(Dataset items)
--*--
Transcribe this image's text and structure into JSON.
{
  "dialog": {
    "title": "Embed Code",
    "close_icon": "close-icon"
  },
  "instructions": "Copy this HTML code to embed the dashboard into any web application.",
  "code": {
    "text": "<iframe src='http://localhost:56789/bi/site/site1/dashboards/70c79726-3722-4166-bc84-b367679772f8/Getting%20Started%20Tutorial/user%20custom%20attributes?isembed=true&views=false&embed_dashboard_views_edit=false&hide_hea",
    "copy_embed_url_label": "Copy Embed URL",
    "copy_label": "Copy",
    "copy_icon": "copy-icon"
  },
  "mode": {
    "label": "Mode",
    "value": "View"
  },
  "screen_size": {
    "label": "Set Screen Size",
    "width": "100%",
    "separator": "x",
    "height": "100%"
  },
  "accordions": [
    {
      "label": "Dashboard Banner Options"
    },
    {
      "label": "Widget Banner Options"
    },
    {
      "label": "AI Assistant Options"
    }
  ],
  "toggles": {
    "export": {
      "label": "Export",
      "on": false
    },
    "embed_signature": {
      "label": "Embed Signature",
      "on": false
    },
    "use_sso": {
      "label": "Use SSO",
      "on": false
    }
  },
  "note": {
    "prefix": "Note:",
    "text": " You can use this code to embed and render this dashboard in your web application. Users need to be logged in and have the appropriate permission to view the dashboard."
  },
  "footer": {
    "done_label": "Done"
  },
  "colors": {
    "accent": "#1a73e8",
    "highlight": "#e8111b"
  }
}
--*--
The problem: Copy every line verbatim.

Response to this exercise:
Transcribe this image's text and structure into JSON.
{
  "dialog": {
    "title": "Embed Code",
    "close_icon": "close-icon"
  },
  "instructions": "Copy this HTML code to embed the dashboard into any web application.",
  "code": {
    "text": "<iframe src='http://localhost:56789/bi/site/site1/dashboards/70c79726-3722-4166-bc84-b367679772f8/Getting%20Started%20Tutorial/user%20custom%20attributes?isembed=true&views=false&embed_dashboard_views_edit=false&hide_hea",
    "copy_embed_url_label": "Copy Embed URL",
    "copy_label": "Copy",
    "copy_icon": "copy-icon"
  },
  "mode": {
    "label": "Mode",
    "value": "View"
  },
  "screen_size": {
    "label": "Set Screen Size",
    "width": "100%",
    "separator": "x",
    "height": "100%"
  },
  "accordions": [
    {
      "label": "Dashboard Banner Options"
    },
    {
      "label": "Widget Banner Options"
    },
    {
      "label": "AI Assistant Options"
    }
  ],
  "toggles": {
    "export": {
      "label": "Export",
      "on": false
    },
    "embed_signature": {
      "label": "Embed Signature",
      "on": false
    },
    "use_sso": {
      "label": "Use SSO",
      "on": false
    }
  },
  "note": {
    "prefix": "Note:",
    "text": " You can use this code to embed and render this dashboard in your web application. Users need to be logged in and have the appropriate permission to view the dashboard."
  },
  "footer": {
    "done_label": "Done"
  },
  "colors": {
    "accent": "#1a73e8",
    "highlight": "#e8111b"
  }
}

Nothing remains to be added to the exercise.